- _DATA ROWS_:
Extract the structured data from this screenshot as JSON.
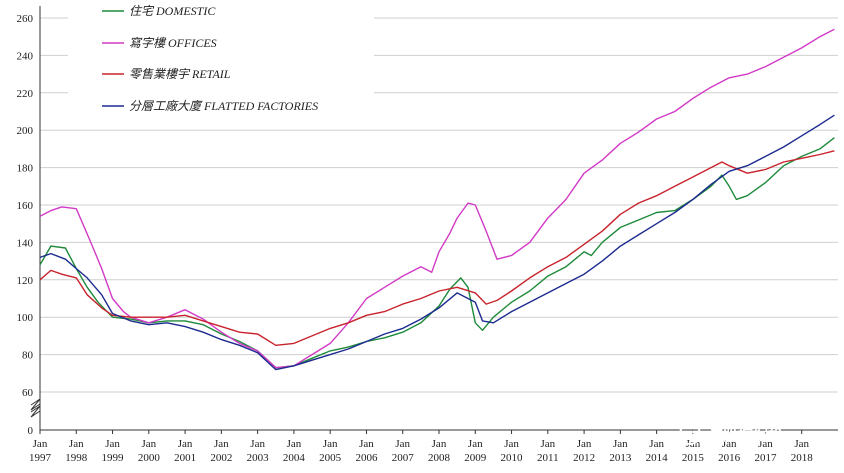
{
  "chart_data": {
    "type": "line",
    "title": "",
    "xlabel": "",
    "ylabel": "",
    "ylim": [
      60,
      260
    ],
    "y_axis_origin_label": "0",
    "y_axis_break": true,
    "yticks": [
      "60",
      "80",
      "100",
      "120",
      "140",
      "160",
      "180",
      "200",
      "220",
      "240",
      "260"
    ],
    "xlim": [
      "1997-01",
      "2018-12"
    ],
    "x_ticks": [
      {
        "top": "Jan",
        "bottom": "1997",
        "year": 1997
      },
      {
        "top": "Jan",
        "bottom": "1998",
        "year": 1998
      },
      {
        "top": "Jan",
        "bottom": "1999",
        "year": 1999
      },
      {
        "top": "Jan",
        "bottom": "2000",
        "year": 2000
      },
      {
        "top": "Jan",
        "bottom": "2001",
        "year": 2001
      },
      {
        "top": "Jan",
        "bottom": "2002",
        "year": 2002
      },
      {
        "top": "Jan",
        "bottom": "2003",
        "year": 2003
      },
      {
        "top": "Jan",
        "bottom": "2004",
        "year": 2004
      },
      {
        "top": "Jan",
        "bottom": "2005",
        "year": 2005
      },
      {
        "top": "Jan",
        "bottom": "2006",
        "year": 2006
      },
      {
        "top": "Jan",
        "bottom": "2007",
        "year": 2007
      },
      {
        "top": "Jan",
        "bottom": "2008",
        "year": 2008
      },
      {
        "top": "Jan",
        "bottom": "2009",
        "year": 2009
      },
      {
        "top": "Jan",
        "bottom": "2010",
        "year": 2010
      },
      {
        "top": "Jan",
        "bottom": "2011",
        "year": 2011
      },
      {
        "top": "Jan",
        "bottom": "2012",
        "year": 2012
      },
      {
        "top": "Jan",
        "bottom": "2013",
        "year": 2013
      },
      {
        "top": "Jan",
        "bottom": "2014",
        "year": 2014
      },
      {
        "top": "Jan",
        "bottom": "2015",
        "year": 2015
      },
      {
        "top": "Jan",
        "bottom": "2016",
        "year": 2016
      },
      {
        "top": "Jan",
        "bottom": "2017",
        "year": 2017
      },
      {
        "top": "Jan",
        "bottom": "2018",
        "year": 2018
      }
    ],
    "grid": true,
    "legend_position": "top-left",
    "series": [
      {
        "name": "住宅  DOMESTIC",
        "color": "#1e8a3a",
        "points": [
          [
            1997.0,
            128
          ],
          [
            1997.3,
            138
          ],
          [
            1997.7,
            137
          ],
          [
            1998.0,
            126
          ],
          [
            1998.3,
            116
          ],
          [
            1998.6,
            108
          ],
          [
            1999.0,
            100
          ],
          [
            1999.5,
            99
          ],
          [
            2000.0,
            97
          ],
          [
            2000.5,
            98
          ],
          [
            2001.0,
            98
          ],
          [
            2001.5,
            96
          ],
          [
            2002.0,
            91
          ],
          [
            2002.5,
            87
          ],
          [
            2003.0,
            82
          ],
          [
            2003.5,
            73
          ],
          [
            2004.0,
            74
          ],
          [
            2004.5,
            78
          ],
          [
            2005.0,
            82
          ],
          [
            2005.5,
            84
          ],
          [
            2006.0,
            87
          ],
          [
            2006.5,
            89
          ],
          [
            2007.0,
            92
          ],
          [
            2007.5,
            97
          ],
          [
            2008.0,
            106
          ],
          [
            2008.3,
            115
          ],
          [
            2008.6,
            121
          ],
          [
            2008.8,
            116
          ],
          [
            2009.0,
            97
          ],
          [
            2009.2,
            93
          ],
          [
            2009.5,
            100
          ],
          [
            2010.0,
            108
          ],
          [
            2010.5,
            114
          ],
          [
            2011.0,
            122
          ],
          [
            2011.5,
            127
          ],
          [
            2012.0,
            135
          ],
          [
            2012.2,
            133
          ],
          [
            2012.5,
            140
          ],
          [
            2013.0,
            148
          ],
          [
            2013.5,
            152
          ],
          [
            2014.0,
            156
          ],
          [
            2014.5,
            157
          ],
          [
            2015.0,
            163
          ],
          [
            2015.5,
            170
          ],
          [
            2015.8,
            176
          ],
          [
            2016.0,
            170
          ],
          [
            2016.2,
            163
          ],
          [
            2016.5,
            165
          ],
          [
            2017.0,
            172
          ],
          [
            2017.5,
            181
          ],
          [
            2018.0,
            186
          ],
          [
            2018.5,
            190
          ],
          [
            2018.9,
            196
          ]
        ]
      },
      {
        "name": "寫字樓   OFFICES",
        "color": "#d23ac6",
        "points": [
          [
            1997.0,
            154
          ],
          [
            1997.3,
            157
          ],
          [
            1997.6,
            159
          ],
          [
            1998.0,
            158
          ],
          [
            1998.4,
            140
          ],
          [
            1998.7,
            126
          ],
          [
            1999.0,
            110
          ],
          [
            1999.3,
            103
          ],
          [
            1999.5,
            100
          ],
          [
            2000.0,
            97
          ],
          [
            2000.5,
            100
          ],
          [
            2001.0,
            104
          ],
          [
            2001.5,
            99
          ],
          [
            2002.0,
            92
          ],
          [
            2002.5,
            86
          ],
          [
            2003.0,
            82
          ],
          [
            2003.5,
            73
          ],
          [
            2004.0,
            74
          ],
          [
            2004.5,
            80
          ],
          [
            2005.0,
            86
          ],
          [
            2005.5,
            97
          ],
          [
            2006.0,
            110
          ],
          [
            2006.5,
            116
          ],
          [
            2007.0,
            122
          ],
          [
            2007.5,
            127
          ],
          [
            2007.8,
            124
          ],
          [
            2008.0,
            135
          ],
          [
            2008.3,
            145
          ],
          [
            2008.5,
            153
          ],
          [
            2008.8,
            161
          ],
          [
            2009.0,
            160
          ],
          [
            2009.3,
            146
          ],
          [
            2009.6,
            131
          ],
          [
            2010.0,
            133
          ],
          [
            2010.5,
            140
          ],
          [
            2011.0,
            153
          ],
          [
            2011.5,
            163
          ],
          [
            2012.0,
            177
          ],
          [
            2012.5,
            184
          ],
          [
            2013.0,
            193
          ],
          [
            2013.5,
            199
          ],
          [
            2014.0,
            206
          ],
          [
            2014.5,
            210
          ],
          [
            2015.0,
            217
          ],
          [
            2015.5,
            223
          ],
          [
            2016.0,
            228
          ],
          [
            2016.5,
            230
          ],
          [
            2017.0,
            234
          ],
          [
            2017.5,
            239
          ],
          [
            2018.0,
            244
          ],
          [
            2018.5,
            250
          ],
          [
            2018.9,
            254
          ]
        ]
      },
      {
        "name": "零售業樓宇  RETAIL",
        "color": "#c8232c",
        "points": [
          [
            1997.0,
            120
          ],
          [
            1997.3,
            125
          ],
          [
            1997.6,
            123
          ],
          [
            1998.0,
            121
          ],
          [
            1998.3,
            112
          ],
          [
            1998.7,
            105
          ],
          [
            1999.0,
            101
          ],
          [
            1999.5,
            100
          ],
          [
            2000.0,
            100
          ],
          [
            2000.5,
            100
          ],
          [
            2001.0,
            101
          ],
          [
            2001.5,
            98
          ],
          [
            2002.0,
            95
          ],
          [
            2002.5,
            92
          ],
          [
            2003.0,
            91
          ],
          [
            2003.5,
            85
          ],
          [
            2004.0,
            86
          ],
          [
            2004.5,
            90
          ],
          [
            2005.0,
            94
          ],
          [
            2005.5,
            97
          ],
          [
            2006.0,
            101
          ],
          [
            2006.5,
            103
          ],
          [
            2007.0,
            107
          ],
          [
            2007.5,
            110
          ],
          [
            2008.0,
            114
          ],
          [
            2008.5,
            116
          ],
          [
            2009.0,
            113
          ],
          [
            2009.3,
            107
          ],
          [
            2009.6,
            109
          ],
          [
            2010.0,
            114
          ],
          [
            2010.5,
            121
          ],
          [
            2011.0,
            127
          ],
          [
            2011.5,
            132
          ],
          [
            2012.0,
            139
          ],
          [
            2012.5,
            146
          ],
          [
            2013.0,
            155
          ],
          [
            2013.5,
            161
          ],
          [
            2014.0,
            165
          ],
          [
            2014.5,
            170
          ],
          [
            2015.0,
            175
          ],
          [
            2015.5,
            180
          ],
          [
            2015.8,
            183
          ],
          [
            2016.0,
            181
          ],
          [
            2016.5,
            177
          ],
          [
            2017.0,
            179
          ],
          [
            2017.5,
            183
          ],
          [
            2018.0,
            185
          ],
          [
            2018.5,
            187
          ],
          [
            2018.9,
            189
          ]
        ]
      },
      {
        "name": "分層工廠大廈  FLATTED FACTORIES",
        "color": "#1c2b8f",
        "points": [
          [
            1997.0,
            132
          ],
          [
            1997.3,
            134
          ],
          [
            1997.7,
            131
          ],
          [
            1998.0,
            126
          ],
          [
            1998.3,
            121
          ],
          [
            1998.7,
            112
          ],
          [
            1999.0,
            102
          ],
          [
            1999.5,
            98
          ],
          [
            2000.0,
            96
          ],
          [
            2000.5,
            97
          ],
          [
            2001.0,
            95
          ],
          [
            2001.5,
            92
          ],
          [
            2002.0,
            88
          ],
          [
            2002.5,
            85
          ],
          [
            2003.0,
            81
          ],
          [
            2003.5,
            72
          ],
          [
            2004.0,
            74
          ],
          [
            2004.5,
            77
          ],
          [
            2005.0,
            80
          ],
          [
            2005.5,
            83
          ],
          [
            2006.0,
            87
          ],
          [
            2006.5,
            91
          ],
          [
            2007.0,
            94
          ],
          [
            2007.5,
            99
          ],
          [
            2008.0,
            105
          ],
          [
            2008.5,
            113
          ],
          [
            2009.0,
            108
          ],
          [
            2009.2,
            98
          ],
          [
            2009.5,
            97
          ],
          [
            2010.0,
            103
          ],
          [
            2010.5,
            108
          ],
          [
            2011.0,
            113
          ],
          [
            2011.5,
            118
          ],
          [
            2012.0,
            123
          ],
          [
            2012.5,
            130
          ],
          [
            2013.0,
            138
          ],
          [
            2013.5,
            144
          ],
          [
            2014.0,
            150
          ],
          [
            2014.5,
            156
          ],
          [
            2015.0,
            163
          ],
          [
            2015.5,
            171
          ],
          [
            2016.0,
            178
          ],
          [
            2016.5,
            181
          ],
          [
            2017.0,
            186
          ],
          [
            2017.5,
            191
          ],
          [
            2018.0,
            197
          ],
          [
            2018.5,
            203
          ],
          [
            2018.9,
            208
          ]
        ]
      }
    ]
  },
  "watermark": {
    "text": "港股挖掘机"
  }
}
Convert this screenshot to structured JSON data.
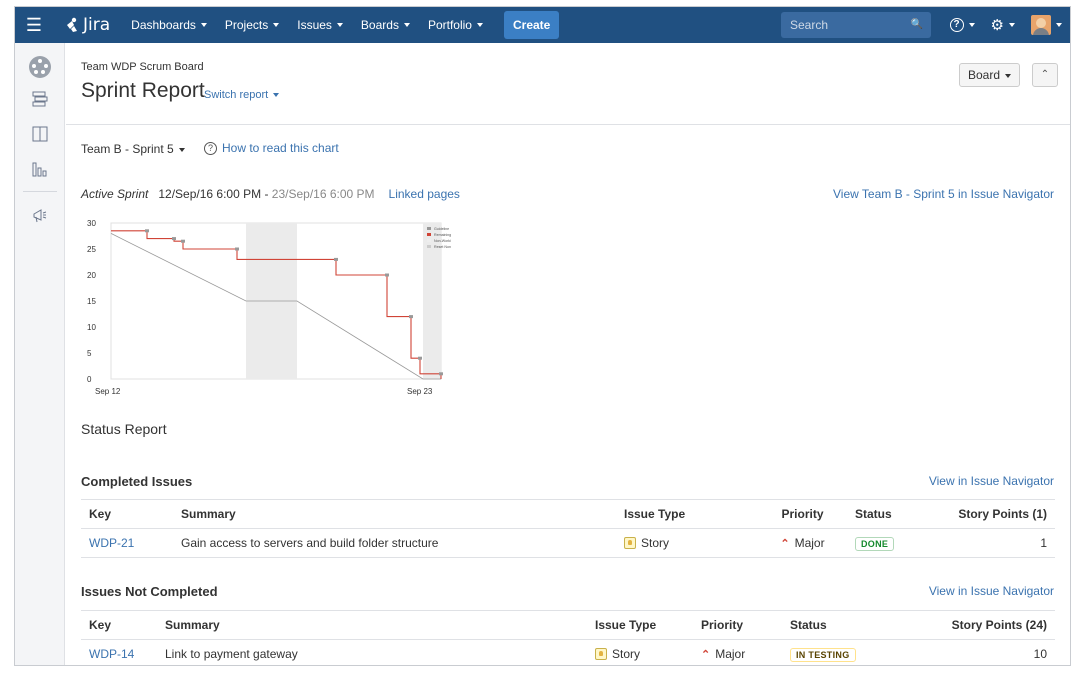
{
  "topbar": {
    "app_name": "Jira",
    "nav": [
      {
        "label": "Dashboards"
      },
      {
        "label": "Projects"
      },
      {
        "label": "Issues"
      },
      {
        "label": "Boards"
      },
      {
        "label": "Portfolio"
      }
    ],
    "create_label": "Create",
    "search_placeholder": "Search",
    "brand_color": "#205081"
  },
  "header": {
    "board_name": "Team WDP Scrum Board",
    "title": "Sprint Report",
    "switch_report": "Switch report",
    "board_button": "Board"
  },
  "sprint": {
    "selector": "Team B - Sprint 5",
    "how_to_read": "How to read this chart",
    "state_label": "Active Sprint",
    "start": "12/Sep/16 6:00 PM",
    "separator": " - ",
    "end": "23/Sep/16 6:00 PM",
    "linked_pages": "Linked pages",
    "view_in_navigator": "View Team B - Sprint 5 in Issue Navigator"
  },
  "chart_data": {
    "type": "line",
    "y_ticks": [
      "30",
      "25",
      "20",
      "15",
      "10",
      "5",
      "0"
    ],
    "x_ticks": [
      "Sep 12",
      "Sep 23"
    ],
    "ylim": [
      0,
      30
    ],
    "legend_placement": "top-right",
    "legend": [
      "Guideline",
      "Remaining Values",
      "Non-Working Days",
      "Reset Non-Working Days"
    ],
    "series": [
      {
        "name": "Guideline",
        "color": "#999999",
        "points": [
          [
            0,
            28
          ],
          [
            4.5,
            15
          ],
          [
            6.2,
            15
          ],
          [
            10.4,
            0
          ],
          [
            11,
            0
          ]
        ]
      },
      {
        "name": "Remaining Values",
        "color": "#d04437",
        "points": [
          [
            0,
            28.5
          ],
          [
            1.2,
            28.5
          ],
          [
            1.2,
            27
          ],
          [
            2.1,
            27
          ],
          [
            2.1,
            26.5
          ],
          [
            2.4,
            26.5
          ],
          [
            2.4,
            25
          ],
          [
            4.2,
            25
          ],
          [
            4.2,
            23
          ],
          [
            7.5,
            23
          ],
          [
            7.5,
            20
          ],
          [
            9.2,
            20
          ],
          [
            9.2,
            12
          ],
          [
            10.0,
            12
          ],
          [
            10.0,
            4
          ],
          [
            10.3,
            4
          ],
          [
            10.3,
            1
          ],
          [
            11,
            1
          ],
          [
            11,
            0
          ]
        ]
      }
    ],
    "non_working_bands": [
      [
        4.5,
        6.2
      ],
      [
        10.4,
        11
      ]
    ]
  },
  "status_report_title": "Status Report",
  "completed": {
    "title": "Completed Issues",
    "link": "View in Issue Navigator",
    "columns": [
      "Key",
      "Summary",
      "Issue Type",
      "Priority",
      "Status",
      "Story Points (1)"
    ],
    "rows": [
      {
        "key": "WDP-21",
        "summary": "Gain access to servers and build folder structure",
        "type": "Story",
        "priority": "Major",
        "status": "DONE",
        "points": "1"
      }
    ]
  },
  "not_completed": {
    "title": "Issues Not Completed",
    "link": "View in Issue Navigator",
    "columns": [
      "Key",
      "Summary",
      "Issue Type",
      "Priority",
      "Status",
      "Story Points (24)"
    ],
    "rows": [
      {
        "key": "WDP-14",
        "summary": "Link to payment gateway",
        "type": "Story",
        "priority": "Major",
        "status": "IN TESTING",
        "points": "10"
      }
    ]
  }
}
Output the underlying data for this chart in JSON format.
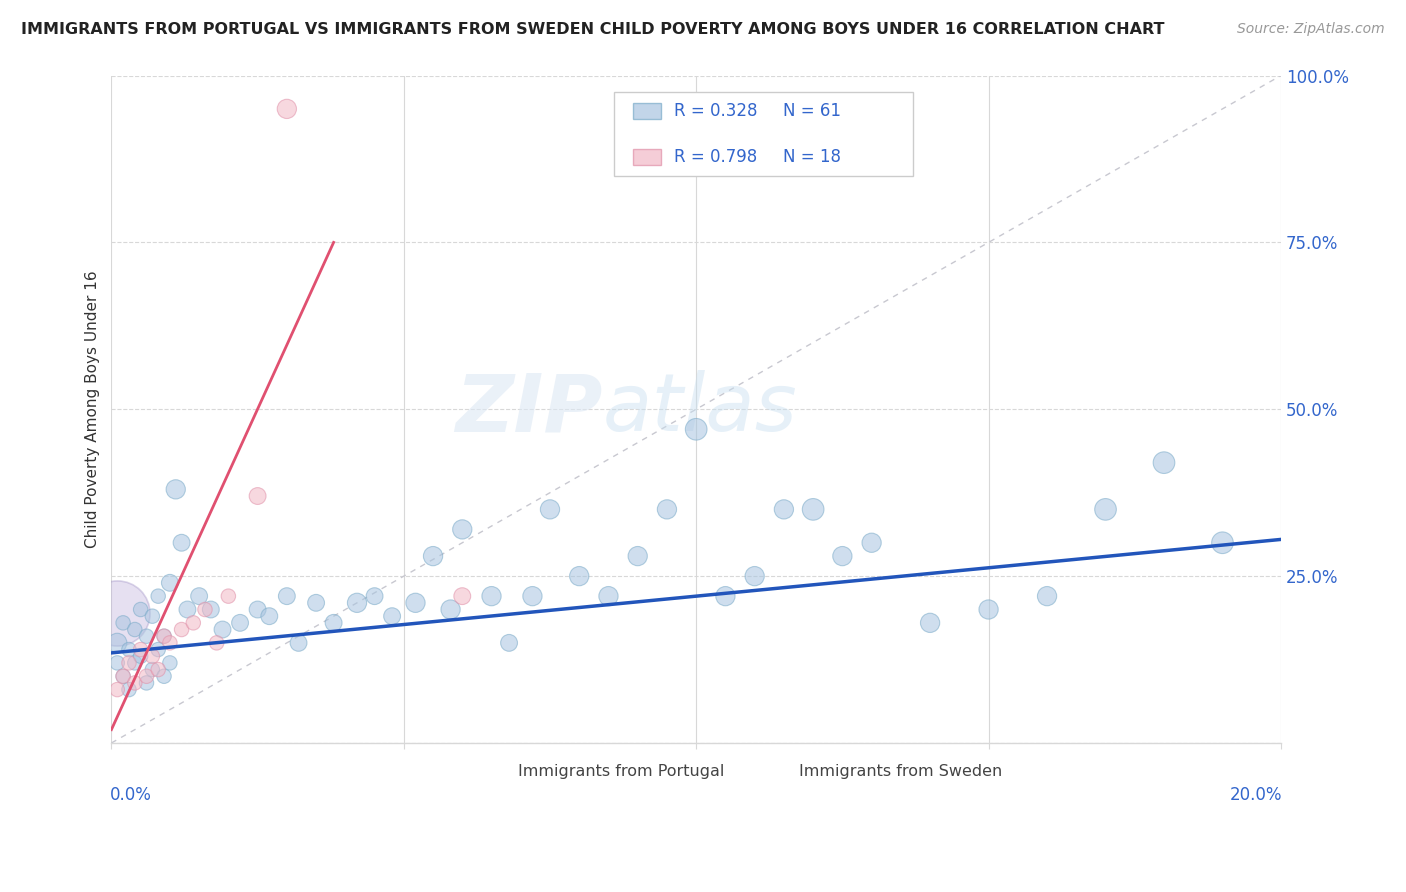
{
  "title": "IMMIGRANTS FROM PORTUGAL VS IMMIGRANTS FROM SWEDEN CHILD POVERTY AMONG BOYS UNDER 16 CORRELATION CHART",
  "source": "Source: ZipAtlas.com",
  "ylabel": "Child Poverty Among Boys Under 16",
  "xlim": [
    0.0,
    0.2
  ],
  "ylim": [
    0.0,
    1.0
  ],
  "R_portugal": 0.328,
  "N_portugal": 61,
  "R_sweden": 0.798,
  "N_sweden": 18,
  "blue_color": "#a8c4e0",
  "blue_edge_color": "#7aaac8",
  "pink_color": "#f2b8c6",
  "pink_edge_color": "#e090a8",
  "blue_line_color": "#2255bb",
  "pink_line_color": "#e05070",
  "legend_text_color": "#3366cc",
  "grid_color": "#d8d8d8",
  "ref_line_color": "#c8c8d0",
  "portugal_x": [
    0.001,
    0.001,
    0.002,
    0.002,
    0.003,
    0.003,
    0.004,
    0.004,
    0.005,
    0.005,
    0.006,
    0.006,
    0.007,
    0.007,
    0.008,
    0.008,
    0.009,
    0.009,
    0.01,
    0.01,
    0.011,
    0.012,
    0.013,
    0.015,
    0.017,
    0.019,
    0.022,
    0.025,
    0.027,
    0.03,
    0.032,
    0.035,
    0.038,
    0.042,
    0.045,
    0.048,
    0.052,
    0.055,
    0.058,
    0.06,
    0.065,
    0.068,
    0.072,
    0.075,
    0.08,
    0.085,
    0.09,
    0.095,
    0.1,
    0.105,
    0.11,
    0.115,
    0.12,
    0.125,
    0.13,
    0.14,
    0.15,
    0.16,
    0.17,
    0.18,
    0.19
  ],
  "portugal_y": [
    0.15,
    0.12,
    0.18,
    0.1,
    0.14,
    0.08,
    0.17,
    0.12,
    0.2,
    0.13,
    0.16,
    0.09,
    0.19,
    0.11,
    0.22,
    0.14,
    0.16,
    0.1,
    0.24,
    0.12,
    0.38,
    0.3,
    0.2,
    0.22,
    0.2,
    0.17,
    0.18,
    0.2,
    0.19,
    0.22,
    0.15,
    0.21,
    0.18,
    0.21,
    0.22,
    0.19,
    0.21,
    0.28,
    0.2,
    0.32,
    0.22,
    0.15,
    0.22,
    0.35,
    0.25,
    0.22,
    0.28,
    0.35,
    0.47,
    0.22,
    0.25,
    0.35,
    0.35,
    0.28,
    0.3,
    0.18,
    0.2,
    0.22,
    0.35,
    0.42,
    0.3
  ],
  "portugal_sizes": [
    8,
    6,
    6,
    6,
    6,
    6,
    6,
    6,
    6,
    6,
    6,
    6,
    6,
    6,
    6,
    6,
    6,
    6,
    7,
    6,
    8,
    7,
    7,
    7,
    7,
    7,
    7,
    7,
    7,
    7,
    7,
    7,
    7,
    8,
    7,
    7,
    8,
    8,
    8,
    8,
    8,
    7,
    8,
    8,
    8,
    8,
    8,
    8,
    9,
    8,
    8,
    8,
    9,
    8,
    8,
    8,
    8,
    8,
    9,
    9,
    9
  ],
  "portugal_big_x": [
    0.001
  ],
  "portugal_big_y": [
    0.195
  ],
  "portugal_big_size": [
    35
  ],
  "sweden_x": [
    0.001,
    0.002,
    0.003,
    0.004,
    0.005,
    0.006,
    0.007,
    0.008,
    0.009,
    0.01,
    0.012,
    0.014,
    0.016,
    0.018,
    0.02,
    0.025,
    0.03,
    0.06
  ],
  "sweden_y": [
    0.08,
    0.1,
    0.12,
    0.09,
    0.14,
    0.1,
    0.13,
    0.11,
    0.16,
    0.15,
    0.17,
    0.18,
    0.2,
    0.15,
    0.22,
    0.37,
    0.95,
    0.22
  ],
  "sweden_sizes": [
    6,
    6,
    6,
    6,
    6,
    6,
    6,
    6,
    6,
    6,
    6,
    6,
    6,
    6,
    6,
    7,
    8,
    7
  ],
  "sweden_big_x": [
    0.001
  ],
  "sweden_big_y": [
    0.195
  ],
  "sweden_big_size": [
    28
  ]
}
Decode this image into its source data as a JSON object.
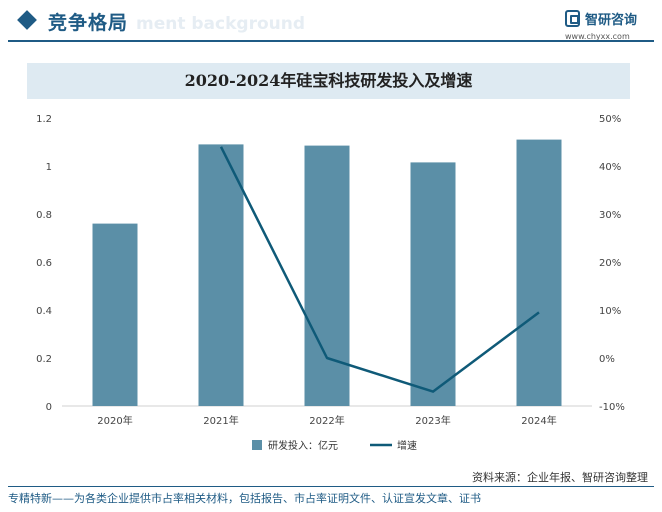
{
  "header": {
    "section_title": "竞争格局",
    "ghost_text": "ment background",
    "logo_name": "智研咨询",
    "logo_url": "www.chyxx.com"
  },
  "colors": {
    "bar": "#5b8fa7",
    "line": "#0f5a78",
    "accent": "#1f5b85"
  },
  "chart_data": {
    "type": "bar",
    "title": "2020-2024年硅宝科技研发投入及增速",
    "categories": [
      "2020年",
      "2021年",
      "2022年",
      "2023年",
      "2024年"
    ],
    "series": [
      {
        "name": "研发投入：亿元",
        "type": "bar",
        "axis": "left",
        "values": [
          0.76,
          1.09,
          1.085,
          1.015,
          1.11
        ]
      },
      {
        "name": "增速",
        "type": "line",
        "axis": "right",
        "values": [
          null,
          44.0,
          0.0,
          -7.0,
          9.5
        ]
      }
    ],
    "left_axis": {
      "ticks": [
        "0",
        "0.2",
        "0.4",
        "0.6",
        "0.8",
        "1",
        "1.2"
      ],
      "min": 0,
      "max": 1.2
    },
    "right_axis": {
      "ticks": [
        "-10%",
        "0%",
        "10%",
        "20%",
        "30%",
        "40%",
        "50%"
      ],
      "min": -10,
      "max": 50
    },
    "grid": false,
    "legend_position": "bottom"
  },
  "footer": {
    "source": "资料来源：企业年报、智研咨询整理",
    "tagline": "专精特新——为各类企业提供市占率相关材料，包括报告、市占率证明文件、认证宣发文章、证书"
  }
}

- _STATED TASK_: Skip the pictures and write out exactly the lines from the line containing "Decode this image" through the end of the listing above.

- _THE SOLUTION_:
Decode this image into its source data as a JSON object.
{
  "header": {
    "section_title": "竞争格局",
    "ghost_text": "ment background",
    "logo_name": "智研咨询",
    "logo_url": "www.chyxx.com"
  },
  "colors": {
    "bar": "#5b8fa7",
    "line": "#0f5a78",
    "accent": "#1f5b85"
  },
  "chart_data": {
    "type": "bar",
    "title": "2020-2024年硅宝科技研发投入及增速",
    "categories": [
      "2020年",
      "2021年",
      "2022年",
      "2023年",
      "2024年"
    ],
    "series": [
      {
        "name": "研发投入：亿元",
        "type": "bar",
        "axis": "left",
        "values": [
          0.76,
          1.09,
          1.085,
          1.015,
          1.11
        ]
      },
      {
        "name": "增速",
        "type": "line",
        "axis": "right",
        "values": [
          null,
          44.0,
          0.0,
          -7.0,
          9.5
        ]
      }
    ],
    "left_axis": {
      "ticks": [
        "0",
        "0.2",
        "0.4",
        "0.6",
        "0.8",
        "1",
        "1.2"
      ],
      "min": 0,
      "max": 1.2
    },
    "right_axis": {
      "ticks": [
        "-10%",
        "0%",
        "10%",
        "20%",
        "30%",
        "40%",
        "50%"
      ],
      "min": -10,
      "max": 50
    },
    "grid": false,
    "legend_position": "bottom"
  },
  "footer": {
    "source": "资料来源：企业年报、智研咨询整理",
    "tagline": "专精特新——为各类企业提供市占率相关材料，包括报告、市占率证明文件、认证宣发文章、证书"
  }
}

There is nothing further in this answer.